**Text block:**
_ _ _ _
Most of us do not have such dramatic revelations as St Paul’s and our encounter of religion feels much of the time as though it is firmly bound up with earthly origins, ideas and people. But think again of how it was for St Peter and St James. James, who we remember today (Galatians 1.19) knew Jesus all his life in such a very human way, as a relation in the same household and family. For James, therefore, the revelation that came to Paul in a flash came through a lifetime of growing up together from boyhood through adolescence, during which familiarity did not breed contempt but formed the close bond of affection and admiration that we can understand from our own families and life-long friendships. St James knew he had grown up with heaven – he would not realise it all the time, for it would have been like second nature. Thus for all that it was in earth, it was of no earthly origin. Jesus his brother was God among Us. For St Peter, the relationship was more recent. He began with being spellbound by a charismatic teacher coming to find St Andrew and then him on the shore of Galilee where they worked as fishermen. After that, it was a series of incidents in which Peter is brought up short by Jesus, Who shows him where he has not grasped the Kingdom of God, culminating in the one where he misjudges the purpose of the Lord’s Arrest, first in the garden and then in the palace courtyard to which he follows Jesus, but where he also denies Him not once but three times. And yet this was all the outward symptom of a deep inner connection with Jesus, the way in which the Lord intrigues those who seek Him out, so that the faulty foundations in Peter’s life of faith can be reconstructed by the resurrection and bear the life-long confidence in Christ to be built on them, a confidence that will one day cost him in turn not less than everything.
_ _ _ _
**Work task 1:**
Answer these questions about the passage on St James and St Peter:
(a) What scripture reference does the passage give for James?
(b) Where were Andrew and Peter working as fishermen when Jesus came to find them?
(c) How many times does Peter deny Jesus?
**Work task 2:**
Carry on the passage about St James and St Peter, starting after its final sentence.

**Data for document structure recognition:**
_ _ _ _
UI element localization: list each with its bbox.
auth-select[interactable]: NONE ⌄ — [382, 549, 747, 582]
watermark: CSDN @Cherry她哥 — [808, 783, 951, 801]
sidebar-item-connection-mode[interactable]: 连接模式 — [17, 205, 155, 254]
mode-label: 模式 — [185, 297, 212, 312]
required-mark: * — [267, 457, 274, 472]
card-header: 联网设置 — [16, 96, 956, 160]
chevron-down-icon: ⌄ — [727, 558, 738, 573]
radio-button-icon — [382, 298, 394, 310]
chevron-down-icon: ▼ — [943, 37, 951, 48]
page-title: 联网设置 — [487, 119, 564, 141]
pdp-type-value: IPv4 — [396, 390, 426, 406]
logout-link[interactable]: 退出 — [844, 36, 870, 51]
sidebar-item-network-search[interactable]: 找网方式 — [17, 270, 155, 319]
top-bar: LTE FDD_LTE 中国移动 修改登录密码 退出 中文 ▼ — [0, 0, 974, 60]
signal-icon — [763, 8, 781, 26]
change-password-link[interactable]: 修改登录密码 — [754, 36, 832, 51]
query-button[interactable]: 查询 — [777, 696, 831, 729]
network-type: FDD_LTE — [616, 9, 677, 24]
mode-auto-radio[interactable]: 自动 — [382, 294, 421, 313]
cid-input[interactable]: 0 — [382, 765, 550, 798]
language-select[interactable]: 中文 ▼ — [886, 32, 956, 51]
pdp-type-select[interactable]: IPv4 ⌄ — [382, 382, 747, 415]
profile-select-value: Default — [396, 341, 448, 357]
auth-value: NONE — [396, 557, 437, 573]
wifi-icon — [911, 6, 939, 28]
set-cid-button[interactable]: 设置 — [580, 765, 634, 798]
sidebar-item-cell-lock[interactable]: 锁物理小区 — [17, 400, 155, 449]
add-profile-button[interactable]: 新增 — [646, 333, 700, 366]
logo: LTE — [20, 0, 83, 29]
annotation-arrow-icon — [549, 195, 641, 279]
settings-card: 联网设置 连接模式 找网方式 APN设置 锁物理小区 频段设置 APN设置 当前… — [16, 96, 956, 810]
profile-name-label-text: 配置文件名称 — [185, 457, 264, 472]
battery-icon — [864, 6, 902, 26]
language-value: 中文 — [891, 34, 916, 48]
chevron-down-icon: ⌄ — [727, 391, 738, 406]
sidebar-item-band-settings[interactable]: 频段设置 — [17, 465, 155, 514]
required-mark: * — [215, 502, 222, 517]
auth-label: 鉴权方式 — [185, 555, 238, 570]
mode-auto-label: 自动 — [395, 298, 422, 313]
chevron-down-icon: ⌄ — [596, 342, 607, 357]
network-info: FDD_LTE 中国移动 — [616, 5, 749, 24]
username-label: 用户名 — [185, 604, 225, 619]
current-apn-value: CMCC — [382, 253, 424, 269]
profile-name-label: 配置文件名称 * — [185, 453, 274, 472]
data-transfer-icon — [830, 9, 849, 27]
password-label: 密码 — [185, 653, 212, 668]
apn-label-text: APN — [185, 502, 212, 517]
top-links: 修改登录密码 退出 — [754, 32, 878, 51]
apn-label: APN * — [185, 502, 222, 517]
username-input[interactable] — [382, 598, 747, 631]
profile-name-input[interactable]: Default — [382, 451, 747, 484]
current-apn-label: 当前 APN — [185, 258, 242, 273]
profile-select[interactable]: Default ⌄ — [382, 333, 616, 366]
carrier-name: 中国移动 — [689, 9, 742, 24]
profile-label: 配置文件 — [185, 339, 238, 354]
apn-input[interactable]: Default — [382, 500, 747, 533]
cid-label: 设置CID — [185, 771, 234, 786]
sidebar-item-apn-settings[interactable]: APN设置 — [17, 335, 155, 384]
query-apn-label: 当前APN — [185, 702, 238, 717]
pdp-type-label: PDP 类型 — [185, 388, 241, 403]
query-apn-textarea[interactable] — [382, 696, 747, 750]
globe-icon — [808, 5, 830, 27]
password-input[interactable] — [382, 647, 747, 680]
_ _ _ _
**Exercise answer 1:**
(a) Galatians 1.19
(b) On the shore of Galilee
(c) Three times

**Exercise answer 2:**
All of us, perhaps, have experienced a little of what it is like to know Jesus like St Paul, St James, or St Peter, to find ourselves in the presence of the Man from Heaven and to be changed as a result. Most of us have been growing up in our faith and belief in Him like St James. All of us have been trying to comprehend Him, yet repeatedly found ourselves letting Him down like St Peter, but nonetheless persevering and finding our way through to some kind of constant faithfulness. There may have been the flash of light, perhaps just once in our lives, like St Paul, a vision or an experience of God’s closeness to us, that has stood us in good stead all the way through and irrevocably altered the way we think and live. Perhaps it is a mixture of all three.

The point is that, whoever we are and whatever the Christian life is like for each one of us, our fellowship in the Church and the Christian faith itself are about the Lord Who came to the world with no earthly origin, in order to have the one thing he lacked - human nature - and to work within our human nature our human redemption, so that there could be human fellowship in the life of God Himself.

What the Lord meant to St Peter, St James, St Paul, St Joseph whom we also remember today (Matthew 2.13), and pre-eminently to the Mother of God was that to meet Christ in His Church is to be at the very entrance of heaven into the world, and the world into heaven: “I am the gate –whoever enters through me will be saved. My sheep will come in and go out and find pasture. I have come that they may have life, and have it to the full.” (John 10. 9-10)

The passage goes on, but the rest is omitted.